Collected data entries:
..............................

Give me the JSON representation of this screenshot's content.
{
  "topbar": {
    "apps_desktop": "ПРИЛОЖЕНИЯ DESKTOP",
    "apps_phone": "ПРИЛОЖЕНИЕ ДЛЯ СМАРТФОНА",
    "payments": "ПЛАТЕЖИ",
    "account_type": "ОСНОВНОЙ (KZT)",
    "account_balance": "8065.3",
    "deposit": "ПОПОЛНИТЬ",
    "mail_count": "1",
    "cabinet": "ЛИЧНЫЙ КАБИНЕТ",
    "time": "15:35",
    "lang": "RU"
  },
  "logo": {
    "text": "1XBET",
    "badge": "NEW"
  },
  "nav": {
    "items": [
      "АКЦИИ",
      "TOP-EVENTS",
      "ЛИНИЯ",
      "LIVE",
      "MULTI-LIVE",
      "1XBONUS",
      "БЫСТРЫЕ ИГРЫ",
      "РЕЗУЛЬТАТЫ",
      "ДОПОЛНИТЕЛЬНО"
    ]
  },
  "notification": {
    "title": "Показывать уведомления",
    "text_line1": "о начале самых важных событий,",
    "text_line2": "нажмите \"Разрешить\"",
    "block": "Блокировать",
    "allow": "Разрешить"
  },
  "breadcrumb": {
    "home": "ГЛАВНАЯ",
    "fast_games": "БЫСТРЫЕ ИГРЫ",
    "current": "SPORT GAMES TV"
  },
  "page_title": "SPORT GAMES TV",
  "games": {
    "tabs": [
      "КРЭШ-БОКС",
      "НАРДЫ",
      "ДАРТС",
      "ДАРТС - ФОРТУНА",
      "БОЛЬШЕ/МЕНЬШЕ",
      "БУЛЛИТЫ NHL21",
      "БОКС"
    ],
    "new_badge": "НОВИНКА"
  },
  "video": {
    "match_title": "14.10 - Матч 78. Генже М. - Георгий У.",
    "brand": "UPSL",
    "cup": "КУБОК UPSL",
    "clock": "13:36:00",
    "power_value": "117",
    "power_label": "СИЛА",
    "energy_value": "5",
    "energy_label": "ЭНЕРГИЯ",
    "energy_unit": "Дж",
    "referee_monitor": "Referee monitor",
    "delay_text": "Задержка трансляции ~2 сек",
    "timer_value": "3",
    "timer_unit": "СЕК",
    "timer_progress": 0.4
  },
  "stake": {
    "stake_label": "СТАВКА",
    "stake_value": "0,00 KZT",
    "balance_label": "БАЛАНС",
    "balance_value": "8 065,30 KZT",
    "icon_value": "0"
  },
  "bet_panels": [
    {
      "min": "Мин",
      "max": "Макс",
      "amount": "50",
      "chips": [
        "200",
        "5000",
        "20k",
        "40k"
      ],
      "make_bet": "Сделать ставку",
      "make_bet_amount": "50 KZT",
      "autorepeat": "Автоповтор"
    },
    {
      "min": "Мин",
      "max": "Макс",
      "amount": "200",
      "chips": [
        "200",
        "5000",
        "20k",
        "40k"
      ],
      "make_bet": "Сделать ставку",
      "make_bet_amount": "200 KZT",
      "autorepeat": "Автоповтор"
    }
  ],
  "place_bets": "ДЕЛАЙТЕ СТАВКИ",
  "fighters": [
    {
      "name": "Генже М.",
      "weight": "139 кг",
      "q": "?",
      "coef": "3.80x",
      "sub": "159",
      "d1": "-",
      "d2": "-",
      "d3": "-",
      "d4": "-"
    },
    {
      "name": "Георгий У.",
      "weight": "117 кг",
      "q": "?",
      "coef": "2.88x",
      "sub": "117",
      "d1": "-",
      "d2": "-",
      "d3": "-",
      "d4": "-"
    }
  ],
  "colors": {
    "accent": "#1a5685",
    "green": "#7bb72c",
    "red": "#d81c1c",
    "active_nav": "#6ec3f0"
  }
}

..............................

**Your instructions**
Copy out each line of the entries that holds "БЫСТРЫЕ".

**The answer**
      "БЫСТРЫЕ ИГРЫ",
    "fast_games": "БЫСТРЫЕ ИГРЫ",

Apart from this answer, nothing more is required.